[Saved entries]
────

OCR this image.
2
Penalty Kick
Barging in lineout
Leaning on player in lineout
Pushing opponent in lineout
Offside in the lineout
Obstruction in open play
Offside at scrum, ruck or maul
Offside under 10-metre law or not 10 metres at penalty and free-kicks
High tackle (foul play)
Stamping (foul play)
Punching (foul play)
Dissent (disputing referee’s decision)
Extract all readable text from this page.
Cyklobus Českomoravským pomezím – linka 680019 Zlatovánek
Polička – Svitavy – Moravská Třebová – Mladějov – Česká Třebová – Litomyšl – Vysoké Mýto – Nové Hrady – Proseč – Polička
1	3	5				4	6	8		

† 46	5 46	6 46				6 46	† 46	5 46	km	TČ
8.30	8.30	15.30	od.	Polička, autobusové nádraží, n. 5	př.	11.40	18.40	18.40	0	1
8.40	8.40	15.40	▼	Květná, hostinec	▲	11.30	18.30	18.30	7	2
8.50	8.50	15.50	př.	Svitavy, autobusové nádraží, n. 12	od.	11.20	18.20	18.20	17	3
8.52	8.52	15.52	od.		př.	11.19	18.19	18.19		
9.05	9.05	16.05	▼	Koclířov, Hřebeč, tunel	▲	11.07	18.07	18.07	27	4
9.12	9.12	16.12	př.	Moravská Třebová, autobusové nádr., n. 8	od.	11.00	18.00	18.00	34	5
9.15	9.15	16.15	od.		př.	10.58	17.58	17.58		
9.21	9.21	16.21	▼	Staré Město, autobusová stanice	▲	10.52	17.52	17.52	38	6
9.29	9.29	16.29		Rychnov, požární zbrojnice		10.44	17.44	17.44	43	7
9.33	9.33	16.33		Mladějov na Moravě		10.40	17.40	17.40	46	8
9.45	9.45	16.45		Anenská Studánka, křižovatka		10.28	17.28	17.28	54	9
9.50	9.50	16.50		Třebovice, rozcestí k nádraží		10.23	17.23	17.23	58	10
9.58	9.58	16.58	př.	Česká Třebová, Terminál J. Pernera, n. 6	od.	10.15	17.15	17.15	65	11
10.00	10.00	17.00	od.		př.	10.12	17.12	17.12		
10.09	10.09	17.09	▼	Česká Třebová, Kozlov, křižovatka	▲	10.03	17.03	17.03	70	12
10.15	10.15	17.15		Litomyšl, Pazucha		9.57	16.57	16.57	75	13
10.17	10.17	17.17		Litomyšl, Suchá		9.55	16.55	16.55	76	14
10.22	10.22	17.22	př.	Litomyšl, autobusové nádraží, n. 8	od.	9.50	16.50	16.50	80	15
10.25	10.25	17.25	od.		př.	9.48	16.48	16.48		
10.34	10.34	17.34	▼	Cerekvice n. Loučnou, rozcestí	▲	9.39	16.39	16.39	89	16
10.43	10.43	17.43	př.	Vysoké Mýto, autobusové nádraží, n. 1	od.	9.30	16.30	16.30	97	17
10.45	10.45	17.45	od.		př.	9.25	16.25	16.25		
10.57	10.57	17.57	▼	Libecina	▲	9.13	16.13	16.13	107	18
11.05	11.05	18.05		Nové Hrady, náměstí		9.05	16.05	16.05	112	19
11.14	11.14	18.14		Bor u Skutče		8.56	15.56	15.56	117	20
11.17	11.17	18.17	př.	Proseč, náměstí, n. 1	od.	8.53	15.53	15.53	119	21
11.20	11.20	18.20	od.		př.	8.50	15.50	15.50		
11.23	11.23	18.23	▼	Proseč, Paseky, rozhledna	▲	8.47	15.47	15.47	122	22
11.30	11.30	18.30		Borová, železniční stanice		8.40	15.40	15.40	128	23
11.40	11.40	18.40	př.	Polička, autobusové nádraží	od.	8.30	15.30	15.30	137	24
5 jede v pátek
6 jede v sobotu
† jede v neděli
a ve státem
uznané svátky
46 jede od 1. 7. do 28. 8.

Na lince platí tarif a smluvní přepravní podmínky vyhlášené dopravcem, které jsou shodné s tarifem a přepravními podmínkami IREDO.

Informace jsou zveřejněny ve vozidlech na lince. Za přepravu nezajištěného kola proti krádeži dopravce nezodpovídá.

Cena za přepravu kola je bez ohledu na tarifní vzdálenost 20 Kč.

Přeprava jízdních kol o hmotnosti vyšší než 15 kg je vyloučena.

────

Return the listing above word for word.

OCR this image.
2
Penalty Kick
Barging in lineout
Leaning on player in lineout
Pushing opponent in lineout
Offside in the lineout
Obstruction in open play
Offside at scrum, ruck or maul
Offside under 10-metre law or not 10 metres at penalty and free-kicks
High tackle (foul play)
Stamping (foul play)
Punching (foul play)
Dissent (disputing referee’s decision)
Extract all readable text from this page.
Cyklobus Českomoravským pomezím – linka 680019 Zlatovánek
Polička – Svitavy – Moravská Třebová – Mladějov – Česká Třebová – Litomyšl – Vysoké Mýto – Nové Hrady – Proseč – Polička
1	3	5				4	6	8		

† 46	5 46	6 46				6 46	† 46	5 46	km	TČ
8.30	8.30	15.30	od.	Polička, autobusové nádraží, n. 5	př.	11.40	18.40	18.40	0	1
8.40	8.40	15.40	▼	Květná, hostinec	▲	11.30	18.30	18.30	7	2
8.50	8.50	15.50	př.	Svitavy, autobusové nádraží, n. 12	od.	11.20	18.20	18.20	17	3
8.52	8.52	15.52	od.		př.	11.19	18.19	18.19		
9.05	9.05	16.05	▼	Koclířov, Hřebeč, tunel	▲	11.07	18.07	18.07	27	4
9.12	9.12	16.12	př.	Moravská Třebová, autobusové nádr., n. 8	od.	11.00	18.00	18.00	34	5
9.15	9.15	16.15	od.		př.	10.58	17.58	17.58		
9.21	9.21	16.21	▼	Staré Město, autobusová stanice	▲	10.52	17.52	17.52	38	6
9.29	9.29	16.29		Rychnov, požární zbrojnice		10.44	17.44	17.44	43	7
9.33	9.33	16.33		Mladějov na Moravě		10.40	17.40	17.40	46	8
9.45	9.45	16.45		Anenská Studánka, křižovatka		10.28	17.28	17.28	54	9
9.50	9.50	16.50		Třebovice, rozcestí k nádraží		10.23	17.23	17.23	58	10
9.58	9.58	16.58	př.	Česká Třebová, Terminál J. Pernera, n. 6	od.	10.15	17.15	17.15	65	11
10.00	10.00	17.00	od.		př.	10.12	17.12	17.12		
10.09	10.09	17.09	▼	Česká Třebová, Kozlov, křižovatka	▲	10.03	17.03	17.03	70	12
10.15	10.15	17.15		Litomyšl, Pazucha		9.57	16.57	16.57	75	13
10.17	10.17	17.17		Litomyšl, Suchá		9.55	16.55	16.55	76	14
10.22	10.22	17.22	př.	Litomyšl, autobusové nádraží, n. 8	od.	9.50	16.50	16.50	80	15
10.25	10.25	17.25	od.		př.	9.48	16.48	16.48		
10.34	10.34	17.34	▼	Cerekvice n. Loučnou, rozcestí	▲	9.39	16.39	16.39	89	16
10.43	10.43	17.43	př.	Vysoké Mýto, autobusové nádraží, n. 1	od.	9.30	16.30	16.30	97	17
10.45	10.45	17.45	od.		př.	9.25	16.25	16.25		
10.57	10.57	17.57	▼	Libecina	▲	9.13	16.13	16.13	107	18
11.05	11.05	18.05		Nové Hrady, náměstí		9.05	16.05	16.05	112	19
11.14	11.14	18.14		Bor u Skutče		8.56	15.56	15.56	117	20
11.17	11.17	18.17	př.	Proseč, náměstí, n. 1	od.	8.53	15.53	15.53	119	21
11.20	11.20	18.20	od.		př.	8.50	15.50	15.50		
11.23	11.23	18.23	▼	Proseč, Paseky, rozhledna	▲	8.47	15.47	15.47	122	22
11.30	11.30	18.30		Borová, železniční stanice		8.40	15.40	15.40	128	23
11.40	11.40	18.40	př.	Polička, autobusové nádraží	od.	8.30	15.30	15.30	137	24
5 jede v pátek
6 jede v sobotu
† jede v neděli
a ve státem
uznané svátky
46 jede od 1. 7. do 28. 8.

Na lince platí tarif a smluvní přepravní podmínky vyhlášené dopravcem, které jsou shodné s tarifem a přepravními podmínkami IREDO.

Informace jsou zveřejněny ve vozidlech na lince. Za přepravu nezajištěného kola proti krádeži dopravce nezodpovídá.

Cena za přepravu kola je bez ohledu na tarifní vzdálenost 20 Kč.

Přeprava jízdních kol o hmotnosti vyšší než 15 kg je vyloučena.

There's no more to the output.